**** RECORD EXTRACTS

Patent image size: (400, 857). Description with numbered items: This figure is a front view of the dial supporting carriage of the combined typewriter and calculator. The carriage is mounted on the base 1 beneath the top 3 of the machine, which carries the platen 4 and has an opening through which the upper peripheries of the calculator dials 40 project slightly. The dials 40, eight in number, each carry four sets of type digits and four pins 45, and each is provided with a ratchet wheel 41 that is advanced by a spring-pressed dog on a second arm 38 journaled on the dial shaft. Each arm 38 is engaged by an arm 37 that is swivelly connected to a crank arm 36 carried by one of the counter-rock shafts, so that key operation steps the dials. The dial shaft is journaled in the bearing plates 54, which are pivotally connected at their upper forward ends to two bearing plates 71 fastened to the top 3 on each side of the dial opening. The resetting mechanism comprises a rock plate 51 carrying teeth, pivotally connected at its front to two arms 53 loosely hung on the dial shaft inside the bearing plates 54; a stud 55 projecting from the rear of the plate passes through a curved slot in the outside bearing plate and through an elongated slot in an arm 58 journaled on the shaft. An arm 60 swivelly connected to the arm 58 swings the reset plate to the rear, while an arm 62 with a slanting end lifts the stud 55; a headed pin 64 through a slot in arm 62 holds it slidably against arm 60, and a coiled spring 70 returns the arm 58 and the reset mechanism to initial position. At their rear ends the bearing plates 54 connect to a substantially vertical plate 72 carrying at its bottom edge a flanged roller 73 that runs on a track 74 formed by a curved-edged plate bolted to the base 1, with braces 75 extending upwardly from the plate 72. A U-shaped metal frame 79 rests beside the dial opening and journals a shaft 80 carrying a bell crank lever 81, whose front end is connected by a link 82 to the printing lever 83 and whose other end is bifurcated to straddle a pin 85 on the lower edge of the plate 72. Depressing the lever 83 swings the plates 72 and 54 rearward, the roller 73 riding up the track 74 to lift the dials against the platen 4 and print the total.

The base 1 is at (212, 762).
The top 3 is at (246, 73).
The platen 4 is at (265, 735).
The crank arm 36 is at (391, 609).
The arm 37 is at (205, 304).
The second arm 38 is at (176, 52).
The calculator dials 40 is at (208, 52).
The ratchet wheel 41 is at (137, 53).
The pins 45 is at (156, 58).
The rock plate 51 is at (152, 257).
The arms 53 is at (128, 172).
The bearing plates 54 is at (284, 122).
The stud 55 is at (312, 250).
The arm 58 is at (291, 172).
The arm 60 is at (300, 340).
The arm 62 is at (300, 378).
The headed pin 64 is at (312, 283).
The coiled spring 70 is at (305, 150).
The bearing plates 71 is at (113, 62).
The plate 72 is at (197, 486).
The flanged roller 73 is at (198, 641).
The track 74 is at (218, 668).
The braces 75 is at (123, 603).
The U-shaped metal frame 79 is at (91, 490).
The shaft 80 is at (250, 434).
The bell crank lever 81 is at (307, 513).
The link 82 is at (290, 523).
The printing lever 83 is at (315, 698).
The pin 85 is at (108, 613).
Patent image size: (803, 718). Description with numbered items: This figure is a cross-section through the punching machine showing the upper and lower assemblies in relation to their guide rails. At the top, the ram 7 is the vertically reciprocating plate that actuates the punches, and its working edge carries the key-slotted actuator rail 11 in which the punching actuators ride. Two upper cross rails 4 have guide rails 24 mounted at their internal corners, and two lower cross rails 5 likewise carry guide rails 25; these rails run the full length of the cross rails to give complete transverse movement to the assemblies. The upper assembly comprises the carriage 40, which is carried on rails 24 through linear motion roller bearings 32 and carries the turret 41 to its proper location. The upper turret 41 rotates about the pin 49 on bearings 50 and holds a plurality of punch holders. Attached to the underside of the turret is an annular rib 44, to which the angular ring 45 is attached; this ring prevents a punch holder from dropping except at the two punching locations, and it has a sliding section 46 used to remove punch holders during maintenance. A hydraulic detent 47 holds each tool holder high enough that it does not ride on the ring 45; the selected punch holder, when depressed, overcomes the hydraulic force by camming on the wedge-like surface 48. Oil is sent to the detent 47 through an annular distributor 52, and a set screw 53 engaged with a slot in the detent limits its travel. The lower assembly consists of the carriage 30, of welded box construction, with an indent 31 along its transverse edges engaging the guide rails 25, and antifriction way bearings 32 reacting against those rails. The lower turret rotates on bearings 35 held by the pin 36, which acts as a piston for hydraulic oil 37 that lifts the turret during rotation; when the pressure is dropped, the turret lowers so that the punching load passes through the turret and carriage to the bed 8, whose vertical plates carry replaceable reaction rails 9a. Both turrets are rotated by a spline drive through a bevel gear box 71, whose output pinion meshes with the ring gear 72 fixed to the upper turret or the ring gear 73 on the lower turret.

********

**JOB**
Count the lines of the records above that contain the word "maintenance" and give only the number.

**WRITTEN RESPONSE**
1